[Items listed in a dataset]
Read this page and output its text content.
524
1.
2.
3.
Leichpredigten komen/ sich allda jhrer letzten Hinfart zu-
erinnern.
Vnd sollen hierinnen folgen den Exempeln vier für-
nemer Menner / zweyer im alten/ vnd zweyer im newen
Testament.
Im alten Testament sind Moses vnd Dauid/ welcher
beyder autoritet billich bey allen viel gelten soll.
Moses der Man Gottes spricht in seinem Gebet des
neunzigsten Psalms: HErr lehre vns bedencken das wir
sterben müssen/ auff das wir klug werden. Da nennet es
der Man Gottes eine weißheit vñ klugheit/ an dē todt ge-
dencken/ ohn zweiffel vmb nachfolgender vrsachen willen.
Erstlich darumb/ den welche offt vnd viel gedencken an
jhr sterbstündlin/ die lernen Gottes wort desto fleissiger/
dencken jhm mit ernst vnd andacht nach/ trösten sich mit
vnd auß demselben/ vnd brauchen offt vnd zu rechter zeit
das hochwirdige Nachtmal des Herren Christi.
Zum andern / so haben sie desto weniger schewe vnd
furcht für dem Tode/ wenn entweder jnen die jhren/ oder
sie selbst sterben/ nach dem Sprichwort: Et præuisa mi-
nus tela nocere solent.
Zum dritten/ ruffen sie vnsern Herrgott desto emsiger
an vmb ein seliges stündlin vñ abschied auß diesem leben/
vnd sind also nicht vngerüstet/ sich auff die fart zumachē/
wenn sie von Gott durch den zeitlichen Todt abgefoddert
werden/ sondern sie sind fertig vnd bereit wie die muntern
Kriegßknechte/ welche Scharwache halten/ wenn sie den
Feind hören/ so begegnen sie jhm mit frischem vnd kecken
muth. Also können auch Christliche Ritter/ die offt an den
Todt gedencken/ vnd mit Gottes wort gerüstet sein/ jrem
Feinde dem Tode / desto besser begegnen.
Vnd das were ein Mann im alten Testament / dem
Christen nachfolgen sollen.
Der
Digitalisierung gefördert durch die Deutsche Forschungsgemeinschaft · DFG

> **GIVEN EXERCISE**:
Pick out the lines that include the word "viel" and write them out.

> **RESULT OF THIS TASK**:
beyder autoritet billich bey allen viel gelten soll.
Erstlich darumb/ den welche offt vnd viel gedencken an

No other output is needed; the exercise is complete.